(DATA PROVIDED)
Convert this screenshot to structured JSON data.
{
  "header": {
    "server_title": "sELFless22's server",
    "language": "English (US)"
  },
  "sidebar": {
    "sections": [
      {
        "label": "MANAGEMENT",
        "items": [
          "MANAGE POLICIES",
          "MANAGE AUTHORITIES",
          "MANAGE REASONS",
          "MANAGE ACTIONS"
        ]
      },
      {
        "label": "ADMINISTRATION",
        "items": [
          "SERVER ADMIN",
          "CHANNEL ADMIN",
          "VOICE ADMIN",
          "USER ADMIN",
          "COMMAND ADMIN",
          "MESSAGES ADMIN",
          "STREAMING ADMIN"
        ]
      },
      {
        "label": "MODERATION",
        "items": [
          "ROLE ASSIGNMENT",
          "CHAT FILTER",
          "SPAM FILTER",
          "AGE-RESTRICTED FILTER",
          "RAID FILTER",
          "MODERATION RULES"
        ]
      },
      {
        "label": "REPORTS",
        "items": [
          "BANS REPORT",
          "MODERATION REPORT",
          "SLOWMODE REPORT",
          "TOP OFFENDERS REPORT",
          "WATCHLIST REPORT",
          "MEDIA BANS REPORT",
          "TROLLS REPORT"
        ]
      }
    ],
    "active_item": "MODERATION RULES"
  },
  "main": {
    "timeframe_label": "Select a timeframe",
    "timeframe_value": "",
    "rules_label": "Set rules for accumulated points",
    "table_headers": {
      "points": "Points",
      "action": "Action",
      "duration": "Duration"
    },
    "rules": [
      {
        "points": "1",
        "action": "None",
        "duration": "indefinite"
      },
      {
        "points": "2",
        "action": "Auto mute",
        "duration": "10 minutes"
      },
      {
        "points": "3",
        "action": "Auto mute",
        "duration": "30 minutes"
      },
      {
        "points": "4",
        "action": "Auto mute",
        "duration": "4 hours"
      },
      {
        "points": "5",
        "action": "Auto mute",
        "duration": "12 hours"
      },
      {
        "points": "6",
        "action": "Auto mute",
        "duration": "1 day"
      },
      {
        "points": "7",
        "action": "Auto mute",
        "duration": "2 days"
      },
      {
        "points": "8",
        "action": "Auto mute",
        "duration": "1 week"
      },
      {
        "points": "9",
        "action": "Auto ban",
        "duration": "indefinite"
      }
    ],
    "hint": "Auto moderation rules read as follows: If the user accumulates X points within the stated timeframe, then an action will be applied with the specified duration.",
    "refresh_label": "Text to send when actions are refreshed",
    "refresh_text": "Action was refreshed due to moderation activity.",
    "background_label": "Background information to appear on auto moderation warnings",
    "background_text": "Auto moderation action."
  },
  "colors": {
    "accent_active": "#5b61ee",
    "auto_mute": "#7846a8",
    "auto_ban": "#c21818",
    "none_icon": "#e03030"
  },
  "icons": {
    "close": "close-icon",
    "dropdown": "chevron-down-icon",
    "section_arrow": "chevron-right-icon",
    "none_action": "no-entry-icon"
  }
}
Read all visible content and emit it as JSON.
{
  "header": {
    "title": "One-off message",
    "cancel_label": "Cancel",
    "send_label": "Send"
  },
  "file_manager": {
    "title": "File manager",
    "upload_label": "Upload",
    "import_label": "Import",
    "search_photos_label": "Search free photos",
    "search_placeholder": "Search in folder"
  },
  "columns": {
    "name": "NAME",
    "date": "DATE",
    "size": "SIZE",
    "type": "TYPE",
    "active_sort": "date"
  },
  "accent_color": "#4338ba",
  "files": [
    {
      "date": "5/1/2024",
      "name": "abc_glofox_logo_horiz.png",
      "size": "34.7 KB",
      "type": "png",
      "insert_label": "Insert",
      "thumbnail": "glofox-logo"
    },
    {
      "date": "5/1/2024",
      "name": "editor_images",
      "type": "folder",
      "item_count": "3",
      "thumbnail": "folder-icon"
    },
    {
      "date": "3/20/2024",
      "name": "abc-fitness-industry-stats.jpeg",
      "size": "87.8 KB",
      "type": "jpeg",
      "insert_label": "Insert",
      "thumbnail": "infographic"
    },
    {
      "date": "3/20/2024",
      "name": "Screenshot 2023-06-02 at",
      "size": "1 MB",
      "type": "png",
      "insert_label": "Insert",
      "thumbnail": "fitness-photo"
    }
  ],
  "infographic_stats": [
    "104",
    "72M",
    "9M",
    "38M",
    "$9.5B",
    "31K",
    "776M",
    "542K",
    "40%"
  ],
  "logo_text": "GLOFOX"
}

(DIRECTION) Output the lines above verbatim and in full.

(THE ANSWER)
Convert this screenshot to structured JSON data.
{
  "header": {
    "server_title": "sELFless22's server",
    "language": "English (US)"
  },
  "sidebar": {
    "sections": [
      {
        "label": "MANAGEMENT",
        "items": [
          "MANAGE POLICIES",
          "MANAGE AUTHORITIES",
          "MANAGE REASONS",
          "MANAGE ACTIONS"
        ]
      },
      {
        "label": "ADMINISTRATION",
        "items": [
          "SERVER ADMIN",
          "CHANNEL ADMIN",
          "VOICE ADMIN",
          "USER ADMIN",
          "COMMAND ADMIN",
          "MESSAGES ADMIN",
          "STREAMING ADMIN"
        ]
      },
      {
        "label": "MODERATION",
        "items": [
          "ROLE ASSIGNMENT",
          "CHAT FILTER",
          "SPAM FILTER",
          "AGE-RESTRICTED FILTER",
          "RAID FILTER",
          "MODERATION RULES"
        ]
      },
      {
        "label": "REPORTS",
        "items": [
          "BANS REPORT",
          "MODERATION REPORT",
          "SLOWMODE REPORT",
          "TOP OFFENDERS REPORT",
          "WATCHLIST REPORT",
          "MEDIA BANS REPORT",
          "TROLLS REPORT"
        ]
      }
    ],
    "active_item": "MODERATION RULES"
  },
  "main": {
    "timeframe_label": "Select a timeframe",
    "timeframe_value": "",
    "rules_label": "Set rules for accumulated points",
    "table_headers": {
      "points": "Points",
      "action": "Action",
      "duration": "Duration"
    },
    "rules": [
      {
        "points": "1",
        "action": "None",
        "duration": "indefinite"
      },
      {
        "points": "2",
        "action": "Auto mute",
        "duration": "10 minutes"
      },
      {
        "points": "3",
        "action": "Auto mute",
        "duration": "30 minutes"
      },
      {
        "points": "4",
        "action": "Auto mute",
        "duration": "4 hours"
      },
      {
        "points": "5",
        "action": "Auto mute",
        "duration": "12 hours"
      },
      {
        "points": "6",
        "action": "Auto mute",
        "duration": "1 day"
      },
      {
        "points": "7",
        "action": "Auto mute",
        "duration": "2 days"
      },
      {
        "points": "8",
        "action": "Auto mute",
        "duration": "1 week"
      },
      {
        "points": "9",
        "action": "Auto ban",
        "duration": "indefinite"
      }
    ],
    "hint": "Auto moderation rules read as follows: If the user accumulates X points within the stated timeframe, then an action will be applied with the specified duration.",
    "refresh_label": "Text to send when actions are refreshed",
    "refresh_text": "Action was refreshed due to moderation activity.",
    "background_label": "Background information to appear on auto moderation warnings",
    "background_text": "Auto moderation action."
  },
  "colors": {
    "accent_active": "#5b61ee",
    "auto_mute": "#7846a8",
    "auto_ban": "#c21818",
    "none_icon": "#e03030"
  },
  "icons": {
    "close": "close-icon",
    "dropdown": "chevron-down-icon",
    "section_arrow": "chevron-right-icon",
    "none_action": "no-entry-icon"
  }
}
Read all visible content and emit it as JSON.
{
  "header": {
    "title": "One-off message",
    "cancel_label": "Cancel",
    "send_label": "Send"
  },
  "file_manager": {
    "title": "File manager",
    "upload_label": "Upload",
    "import_label": "Import",
    "search_photos_label": "Search free photos",
    "search_placeholder": "Search in folder"
  },
  "columns": {
    "name": "NAME",
    "date": "DATE",
    "size": "SIZE",
    "type": "TYPE",
    "active_sort": "date"
  },
  "accent_color": "#4338ba",
  "files": [
    {
      "date": "5/1/2024",
      "name": "abc_glofox_logo_horiz.png",
      "size": "34.7 KB",
      "type": "png",
      "insert_label": "Insert",
      "thumbnail": "glofox-logo"
    },
    {
      "date": "5/1/2024",
      "name": "editor_images",
      "type": "folder",
      "item_count": "3",
      "thumbnail": "folder-icon"
    },
    {
      "date": "3/20/2024",
      "name": "abc-fitness-industry-stats.jpeg",
      "size": "87.8 KB",
      "type": "jpeg",
      "insert_label": "Insert",
      "thumbnail": "infographic"
    },
    {
      "date": "3/20/2024",
      "name": "Screenshot 2023-06-02 at",
      "size": "1 MB",
      "type": "png",
      "insert_label": "Insert",
      "thumbnail": "fitness-photo"
    }
  ],
  "infographic_stats": [
    "104",
    "72M",
    "9M",
    "38M",
    "$9.5B",
    "31K",
    "776M",
    "542K",
    "40%"
  ],
  "logo_text": "GLOFOX"
}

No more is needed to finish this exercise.